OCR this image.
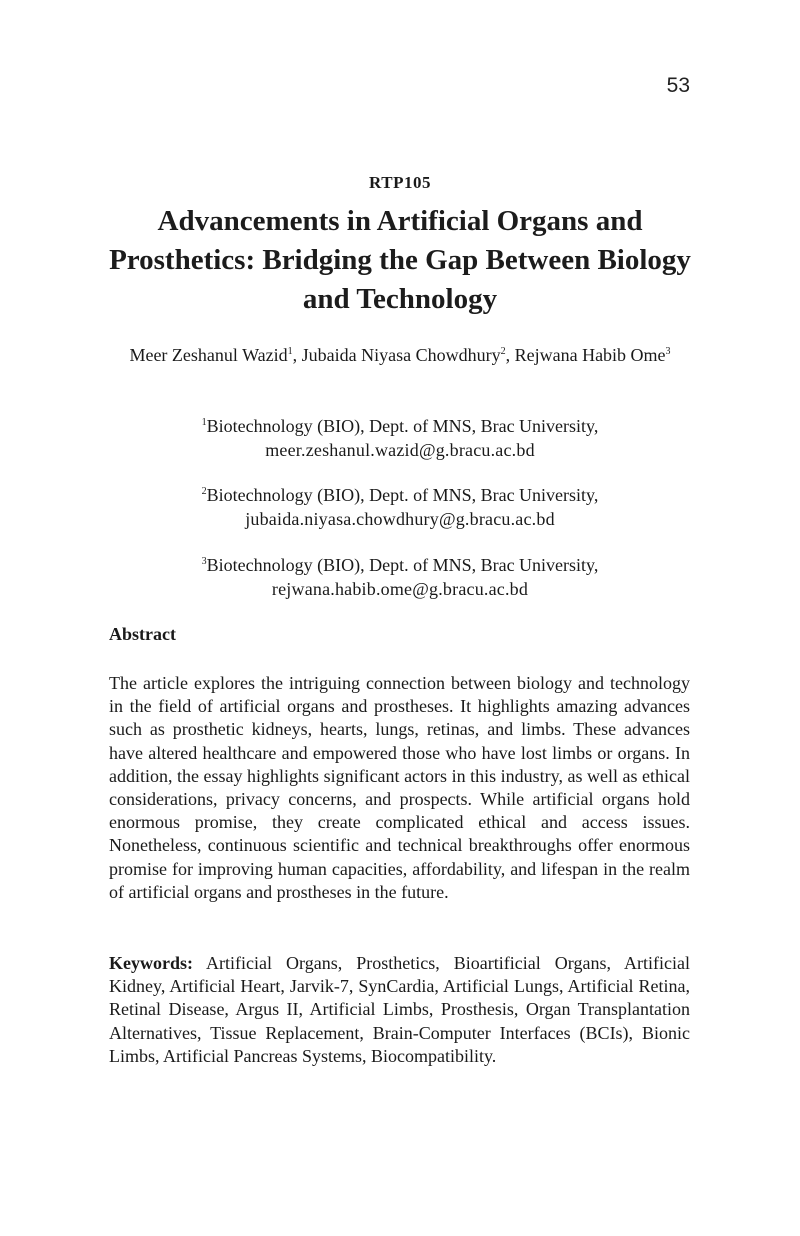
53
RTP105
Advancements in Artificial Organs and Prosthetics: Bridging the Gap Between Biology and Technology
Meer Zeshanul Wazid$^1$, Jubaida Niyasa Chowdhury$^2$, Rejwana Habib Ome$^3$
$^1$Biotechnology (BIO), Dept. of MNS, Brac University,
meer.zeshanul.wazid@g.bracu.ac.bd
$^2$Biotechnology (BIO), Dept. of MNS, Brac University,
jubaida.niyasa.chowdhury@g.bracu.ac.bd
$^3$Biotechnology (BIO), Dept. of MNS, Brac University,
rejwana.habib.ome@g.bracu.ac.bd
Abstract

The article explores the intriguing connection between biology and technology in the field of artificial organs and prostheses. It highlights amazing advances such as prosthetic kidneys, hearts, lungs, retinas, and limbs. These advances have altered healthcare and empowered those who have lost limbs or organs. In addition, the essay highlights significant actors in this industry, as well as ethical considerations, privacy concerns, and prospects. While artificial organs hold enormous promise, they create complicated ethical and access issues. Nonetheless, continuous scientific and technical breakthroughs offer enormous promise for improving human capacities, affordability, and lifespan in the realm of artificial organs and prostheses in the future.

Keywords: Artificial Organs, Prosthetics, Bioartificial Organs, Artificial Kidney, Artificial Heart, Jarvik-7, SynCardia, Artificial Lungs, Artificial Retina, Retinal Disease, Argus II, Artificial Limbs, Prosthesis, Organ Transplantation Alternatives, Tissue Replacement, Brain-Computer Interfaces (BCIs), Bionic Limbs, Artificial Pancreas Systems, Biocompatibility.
· · · ·
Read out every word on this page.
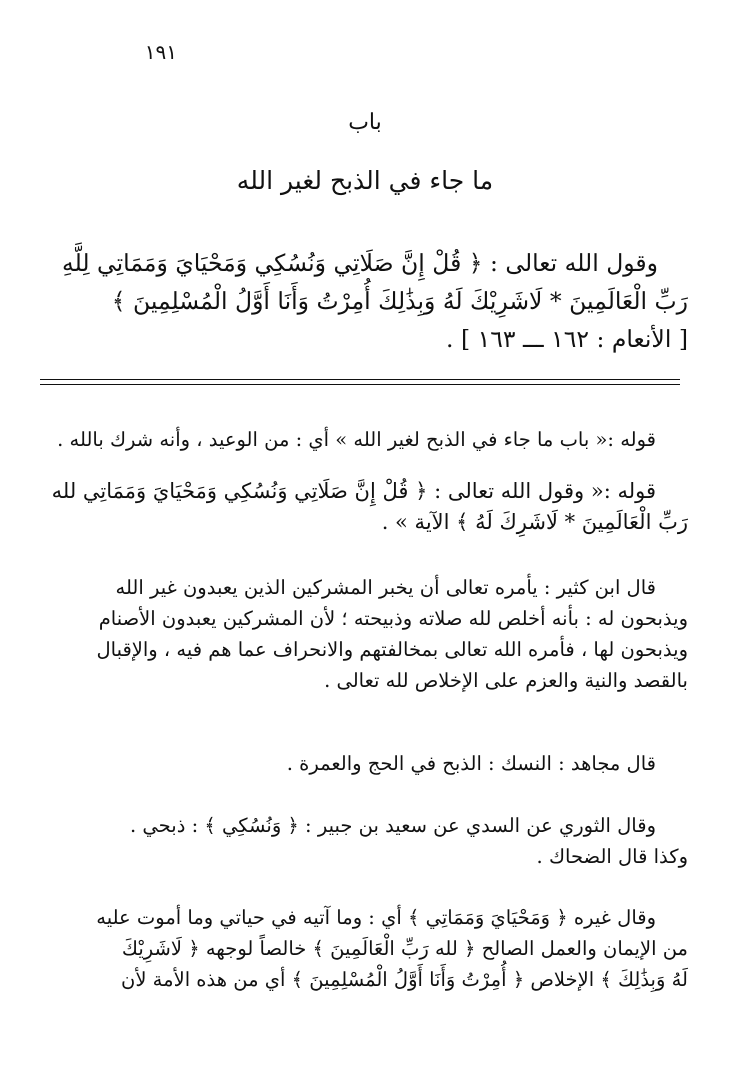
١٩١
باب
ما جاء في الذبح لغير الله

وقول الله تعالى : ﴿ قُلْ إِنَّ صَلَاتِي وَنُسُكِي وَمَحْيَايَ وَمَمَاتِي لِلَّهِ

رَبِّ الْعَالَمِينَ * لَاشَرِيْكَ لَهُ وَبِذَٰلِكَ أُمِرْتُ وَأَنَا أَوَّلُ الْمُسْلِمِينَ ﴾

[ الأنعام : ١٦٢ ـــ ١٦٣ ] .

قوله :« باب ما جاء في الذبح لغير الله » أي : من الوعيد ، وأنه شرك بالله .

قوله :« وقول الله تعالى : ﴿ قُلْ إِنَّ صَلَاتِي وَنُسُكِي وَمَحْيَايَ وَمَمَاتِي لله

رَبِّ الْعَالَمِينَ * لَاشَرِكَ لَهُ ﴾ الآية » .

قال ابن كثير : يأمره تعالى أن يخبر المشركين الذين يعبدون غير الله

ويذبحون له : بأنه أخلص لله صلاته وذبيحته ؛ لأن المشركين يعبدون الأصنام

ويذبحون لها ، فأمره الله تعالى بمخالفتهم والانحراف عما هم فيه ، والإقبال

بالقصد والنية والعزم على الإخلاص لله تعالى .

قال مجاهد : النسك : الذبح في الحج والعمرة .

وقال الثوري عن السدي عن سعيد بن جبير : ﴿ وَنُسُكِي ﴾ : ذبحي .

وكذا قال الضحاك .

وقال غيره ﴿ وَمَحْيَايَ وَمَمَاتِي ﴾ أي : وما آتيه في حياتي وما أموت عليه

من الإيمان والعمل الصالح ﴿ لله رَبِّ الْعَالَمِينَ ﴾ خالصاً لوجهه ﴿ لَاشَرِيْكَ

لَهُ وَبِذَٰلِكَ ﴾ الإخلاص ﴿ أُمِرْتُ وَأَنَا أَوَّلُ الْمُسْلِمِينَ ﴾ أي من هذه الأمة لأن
· · · ·
• [Job]
Give the count of lines in the listing that hold the word "يعبدون", with no other text.

• [Answer to the problem]
2